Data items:
>> begin

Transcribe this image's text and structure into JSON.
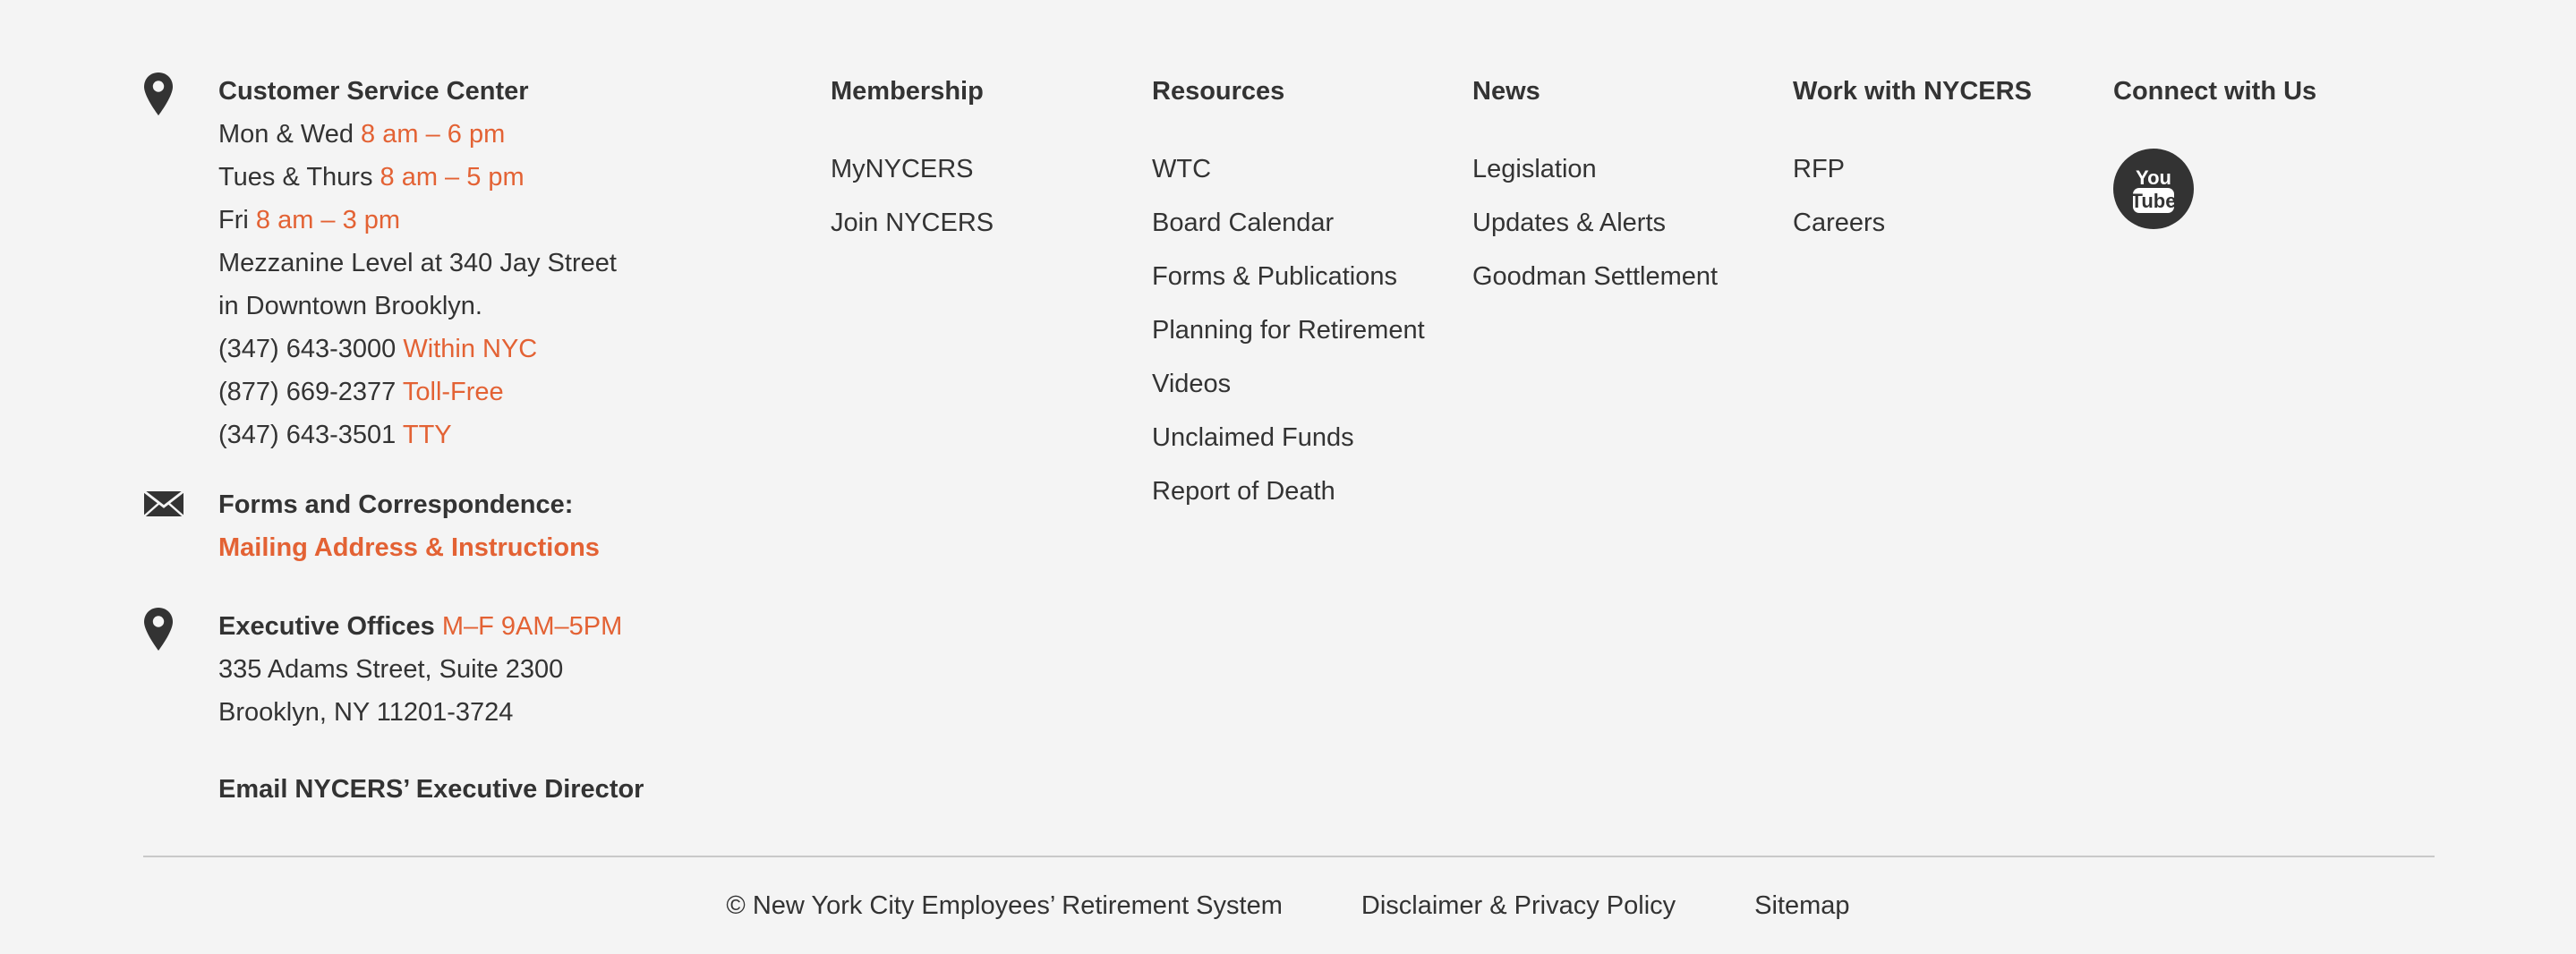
{
  "contact": {
    "service_center": {
      "title": "Customer Service Center",
      "hours": [
        {
          "days": "Mon & Wed",
          "time": "8 am – 6 pm"
        },
        {
          "days": "Tues & Thurs",
          "time": "8 am – 5 pm"
        },
        {
          "days": "Fri",
          "time": "8 am – 3 pm"
        }
      ],
      "address_line1": "Mezzanine Level at 340 Jay Street",
      "address_line2": "in Downtown Brooklyn.",
      "phones": [
        {
          "number": "(347) 643-3000",
          "label": "Within NYC"
        },
        {
          "number": "(877) 669-2377",
          "label": "Toll-Free"
        },
        {
          "number": "(347) 643-3501",
          "label": "TTY"
        }
      ],
      "icon": "map-pin-icon"
    },
    "forms": {
      "title": "Forms and Correspondence:",
      "link": "Mailing Address & Instructions",
      "icon": "envelope-icon"
    },
    "executive": {
      "title": "Executive Offices",
      "hours": "M–F 9AM–5PM",
      "address_line1": "335 Adams Street, Suite 2300",
      "address_line2": "Brooklyn, NY 11201-3724",
      "icon": "map-pin-icon"
    },
    "email_link": "Email NYCERS’ Executive Director"
  },
  "columns": {
    "membership": {
      "title": "Membership",
      "links": [
        "MyNYCERS",
        "Join NYCERS"
      ]
    },
    "resources": {
      "title": "Resources",
      "links": [
        "WTC",
        "Board Calendar",
        "Forms & Publications",
        "Planning for Retirement",
        "Videos",
        "Unclaimed Funds",
        "Report of Death"
      ]
    },
    "news": {
      "title": "News",
      "links": [
        "Legislation",
        "Updates & Alerts",
        "Goodman Settlement"
      ]
    },
    "work": {
      "title": "Work with NYCERS",
      "links": [
        "RFP",
        "Careers"
      ]
    },
    "connect": {
      "title": "Connect with Us",
      "youtube_icon": "youtube-icon",
      "youtube_text_top": "You",
      "youtube_text_bottom": "Tube"
    }
  },
  "bottom": {
    "copyright": "© New York City Employees’ Retirement System",
    "disclaimer": "Disclaimer & Privacy Policy",
    "sitemap": "Sitemap"
  },
  "colors": {
    "accent": "#e36234",
    "text": "#333333",
    "background": "#f4f4f4",
    "divider": "#c9c9c9"
  }
}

>> end

[Set exercise] Copy all the entries word for word. Omit any pictures.

[Solution to this problem]
Transcribe this image's text and structure into JSON.
{
  "contact": {
    "service_center": {
      "title": "Customer Service Center",
      "hours": [
        {
          "days": "Mon & Wed",
          "time": "8 am – 6 pm"
        },
        {
          "days": "Tues & Thurs",
          "time": "8 am – 5 pm"
        },
        {
          "days": "Fri",
          "time": "8 am – 3 pm"
        }
      ],
      "address_line1": "Mezzanine Level at 340 Jay Street",
      "address_line2": "in Downtown Brooklyn.",
      "phones": [
        {
          "number": "(347) 643-3000",
          "label": "Within NYC"
        },
        {
          "number": "(877) 669-2377",
          "label": "Toll-Free"
        },
        {
          "number": "(347) 643-3501",
          "label": "TTY"
        }
      ],
      "icon": "map-pin-icon"
    },
    "forms": {
      "title": "Forms and Correspondence:",
      "link": "Mailing Address & Instructions",
      "icon": "envelope-icon"
    },
    "executive": {
      "title": "Executive Offices",
      "hours": "M–F 9AM–5PM",
      "address_line1": "335 Adams Street, Suite 2300",
      "address_line2": "Brooklyn, NY 11201-3724",
      "icon": "map-pin-icon"
    },
    "email_link": "Email NYCERS’ Executive Director"
  },
  "columns": {
    "membership": {
      "title": "Membership",
      "links": [
        "MyNYCERS",
        "Join NYCERS"
      ]
    },
    "resources": {
      "title": "Resources",
      "links": [
        "WTC",
        "Board Calendar",
        "Forms & Publications",
        "Planning for Retirement",
        "Videos",
        "Unclaimed Funds",
        "Report of Death"
      ]
    },
    "news": {
      "title": "News",
      "links": [
        "Legislation",
        "Updates & Alerts",
        "Goodman Settlement"
      ]
    },
    "work": {
      "title": "Work with NYCERS",
      "links": [
        "RFP",
        "Careers"
      ]
    },
    "connect": {
      "title": "Connect with Us",
      "youtube_icon": "youtube-icon",
      "youtube_text_top": "You",
      "youtube_text_bottom": "Tube"
    }
  },
  "bottom": {
    "copyright": "© New York City Employees’ Retirement System",
    "disclaimer": "Disclaimer & Privacy Policy",
    "sitemap": "Sitemap"
  },
  "colors": {
    "accent": "#e36234",
    "text": "#333333",
    "background": "#f4f4f4",
    "divider": "#c9c9c9"
  }
}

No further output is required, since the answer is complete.